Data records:
----

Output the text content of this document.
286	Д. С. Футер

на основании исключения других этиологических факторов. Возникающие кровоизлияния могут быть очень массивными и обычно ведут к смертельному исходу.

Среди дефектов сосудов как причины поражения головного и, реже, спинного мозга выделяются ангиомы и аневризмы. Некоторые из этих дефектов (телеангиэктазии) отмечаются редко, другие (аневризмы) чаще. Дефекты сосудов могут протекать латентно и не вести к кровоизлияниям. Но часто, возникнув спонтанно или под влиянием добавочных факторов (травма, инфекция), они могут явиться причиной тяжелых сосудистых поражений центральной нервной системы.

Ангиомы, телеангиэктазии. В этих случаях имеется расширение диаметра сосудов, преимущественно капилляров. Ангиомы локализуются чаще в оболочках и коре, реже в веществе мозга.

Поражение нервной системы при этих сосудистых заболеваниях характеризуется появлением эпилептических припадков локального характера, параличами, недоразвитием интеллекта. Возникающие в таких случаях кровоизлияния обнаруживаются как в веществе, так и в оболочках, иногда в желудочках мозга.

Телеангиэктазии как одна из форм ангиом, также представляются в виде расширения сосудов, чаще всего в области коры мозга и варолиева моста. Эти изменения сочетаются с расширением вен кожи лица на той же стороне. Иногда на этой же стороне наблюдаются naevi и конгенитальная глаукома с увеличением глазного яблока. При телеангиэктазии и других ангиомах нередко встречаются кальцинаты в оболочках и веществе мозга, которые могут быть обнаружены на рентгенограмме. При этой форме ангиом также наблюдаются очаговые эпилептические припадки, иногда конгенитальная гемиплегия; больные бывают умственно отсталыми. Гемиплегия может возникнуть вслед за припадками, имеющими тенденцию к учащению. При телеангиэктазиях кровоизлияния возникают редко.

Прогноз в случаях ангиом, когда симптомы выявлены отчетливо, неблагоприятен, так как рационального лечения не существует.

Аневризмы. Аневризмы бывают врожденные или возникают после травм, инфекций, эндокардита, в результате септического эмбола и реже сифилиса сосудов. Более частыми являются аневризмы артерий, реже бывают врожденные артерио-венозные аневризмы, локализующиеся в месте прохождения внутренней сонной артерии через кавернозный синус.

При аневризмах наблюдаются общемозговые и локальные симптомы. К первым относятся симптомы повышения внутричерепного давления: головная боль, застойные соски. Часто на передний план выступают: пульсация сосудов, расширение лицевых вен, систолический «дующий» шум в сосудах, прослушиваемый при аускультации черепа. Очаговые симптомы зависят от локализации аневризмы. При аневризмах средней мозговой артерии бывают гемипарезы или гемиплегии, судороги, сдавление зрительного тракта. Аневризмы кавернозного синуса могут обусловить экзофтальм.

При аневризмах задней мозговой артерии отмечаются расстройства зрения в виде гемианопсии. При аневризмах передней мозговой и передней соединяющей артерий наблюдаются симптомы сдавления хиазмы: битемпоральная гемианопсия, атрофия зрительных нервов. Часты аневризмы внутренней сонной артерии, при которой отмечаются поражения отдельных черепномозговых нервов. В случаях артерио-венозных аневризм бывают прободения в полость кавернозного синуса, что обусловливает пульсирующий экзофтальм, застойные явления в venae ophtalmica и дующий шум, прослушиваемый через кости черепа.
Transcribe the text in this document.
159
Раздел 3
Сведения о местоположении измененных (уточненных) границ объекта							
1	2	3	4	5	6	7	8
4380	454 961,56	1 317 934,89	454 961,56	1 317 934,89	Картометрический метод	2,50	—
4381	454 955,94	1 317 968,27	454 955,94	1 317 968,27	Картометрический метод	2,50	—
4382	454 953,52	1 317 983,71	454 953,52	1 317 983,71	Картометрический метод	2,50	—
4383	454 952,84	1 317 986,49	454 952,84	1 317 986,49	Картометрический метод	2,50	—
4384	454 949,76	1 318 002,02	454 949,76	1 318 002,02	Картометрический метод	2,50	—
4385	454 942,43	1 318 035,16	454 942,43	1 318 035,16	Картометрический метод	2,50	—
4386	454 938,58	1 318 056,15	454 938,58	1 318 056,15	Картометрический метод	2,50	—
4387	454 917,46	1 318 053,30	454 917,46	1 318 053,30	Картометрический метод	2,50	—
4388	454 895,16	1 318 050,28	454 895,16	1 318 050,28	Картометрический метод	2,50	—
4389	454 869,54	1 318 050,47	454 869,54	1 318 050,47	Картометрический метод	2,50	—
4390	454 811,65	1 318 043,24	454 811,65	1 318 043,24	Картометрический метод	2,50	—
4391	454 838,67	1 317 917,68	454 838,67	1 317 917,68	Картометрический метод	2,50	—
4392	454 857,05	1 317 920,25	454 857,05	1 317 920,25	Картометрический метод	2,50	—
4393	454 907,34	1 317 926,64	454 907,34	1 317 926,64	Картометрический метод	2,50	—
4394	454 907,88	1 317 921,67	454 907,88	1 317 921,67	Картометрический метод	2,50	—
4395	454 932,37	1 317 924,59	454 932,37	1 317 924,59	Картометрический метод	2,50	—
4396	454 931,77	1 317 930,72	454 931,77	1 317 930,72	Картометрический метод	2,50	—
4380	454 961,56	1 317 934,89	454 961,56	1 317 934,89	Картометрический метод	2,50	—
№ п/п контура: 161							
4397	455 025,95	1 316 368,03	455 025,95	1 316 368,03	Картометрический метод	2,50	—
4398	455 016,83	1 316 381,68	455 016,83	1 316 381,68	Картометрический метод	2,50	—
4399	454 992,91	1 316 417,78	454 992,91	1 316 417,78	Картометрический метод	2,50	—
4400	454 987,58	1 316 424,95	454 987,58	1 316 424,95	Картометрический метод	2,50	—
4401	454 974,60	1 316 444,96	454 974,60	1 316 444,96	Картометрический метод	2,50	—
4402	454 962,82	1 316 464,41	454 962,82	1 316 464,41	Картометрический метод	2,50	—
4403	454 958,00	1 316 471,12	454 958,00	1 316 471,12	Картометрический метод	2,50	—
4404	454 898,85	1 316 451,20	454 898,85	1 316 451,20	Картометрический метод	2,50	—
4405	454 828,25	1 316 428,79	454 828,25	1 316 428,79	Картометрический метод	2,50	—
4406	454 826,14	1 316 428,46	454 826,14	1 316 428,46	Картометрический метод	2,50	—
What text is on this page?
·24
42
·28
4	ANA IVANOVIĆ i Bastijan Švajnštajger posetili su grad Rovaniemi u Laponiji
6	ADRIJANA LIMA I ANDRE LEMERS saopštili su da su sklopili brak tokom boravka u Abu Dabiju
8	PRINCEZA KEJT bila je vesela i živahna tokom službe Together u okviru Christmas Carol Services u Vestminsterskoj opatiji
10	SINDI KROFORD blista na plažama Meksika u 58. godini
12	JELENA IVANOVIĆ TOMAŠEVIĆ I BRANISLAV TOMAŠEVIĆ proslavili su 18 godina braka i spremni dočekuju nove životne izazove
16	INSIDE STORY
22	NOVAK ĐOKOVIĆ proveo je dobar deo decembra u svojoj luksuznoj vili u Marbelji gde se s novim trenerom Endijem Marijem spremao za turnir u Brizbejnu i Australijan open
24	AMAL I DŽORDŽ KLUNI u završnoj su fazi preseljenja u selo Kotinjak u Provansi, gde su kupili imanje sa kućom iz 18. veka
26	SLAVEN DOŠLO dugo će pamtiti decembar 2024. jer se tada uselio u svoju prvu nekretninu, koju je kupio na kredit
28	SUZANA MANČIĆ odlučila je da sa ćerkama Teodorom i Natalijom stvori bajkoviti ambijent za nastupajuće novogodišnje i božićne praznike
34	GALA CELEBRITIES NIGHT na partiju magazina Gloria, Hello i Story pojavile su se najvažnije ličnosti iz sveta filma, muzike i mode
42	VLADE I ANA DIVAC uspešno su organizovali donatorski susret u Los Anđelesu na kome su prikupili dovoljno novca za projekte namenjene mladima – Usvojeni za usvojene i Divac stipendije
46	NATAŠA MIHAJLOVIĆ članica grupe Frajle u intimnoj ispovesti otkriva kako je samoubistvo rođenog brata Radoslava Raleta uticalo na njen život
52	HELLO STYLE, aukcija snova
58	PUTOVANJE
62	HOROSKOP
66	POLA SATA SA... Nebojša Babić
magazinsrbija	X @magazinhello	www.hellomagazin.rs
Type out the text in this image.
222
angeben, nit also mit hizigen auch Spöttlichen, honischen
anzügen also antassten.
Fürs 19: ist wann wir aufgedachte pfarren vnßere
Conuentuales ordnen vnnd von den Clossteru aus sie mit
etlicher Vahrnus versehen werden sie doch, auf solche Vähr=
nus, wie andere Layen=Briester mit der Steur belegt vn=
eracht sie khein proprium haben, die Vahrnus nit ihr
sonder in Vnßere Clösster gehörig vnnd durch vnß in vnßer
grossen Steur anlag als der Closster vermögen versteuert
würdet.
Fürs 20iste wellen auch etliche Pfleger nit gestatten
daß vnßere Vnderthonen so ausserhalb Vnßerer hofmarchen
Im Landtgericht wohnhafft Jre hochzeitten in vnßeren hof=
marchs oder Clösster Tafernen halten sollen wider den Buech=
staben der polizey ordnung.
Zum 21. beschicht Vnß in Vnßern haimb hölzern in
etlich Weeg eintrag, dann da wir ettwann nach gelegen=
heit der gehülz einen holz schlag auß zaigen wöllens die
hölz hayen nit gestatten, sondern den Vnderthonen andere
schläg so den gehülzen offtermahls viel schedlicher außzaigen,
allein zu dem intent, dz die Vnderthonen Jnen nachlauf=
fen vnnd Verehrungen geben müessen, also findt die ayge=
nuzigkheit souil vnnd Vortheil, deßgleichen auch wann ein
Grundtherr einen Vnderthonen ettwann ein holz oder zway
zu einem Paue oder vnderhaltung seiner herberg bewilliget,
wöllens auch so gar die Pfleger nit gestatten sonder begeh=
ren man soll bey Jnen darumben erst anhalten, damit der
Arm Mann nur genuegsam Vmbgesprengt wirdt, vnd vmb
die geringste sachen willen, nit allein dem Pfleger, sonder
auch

----

YOUR GOAL >> How many lines in the data contain the string "Vnderthonen"? Respond with the number only.

FINISHED EXERCISE >> 4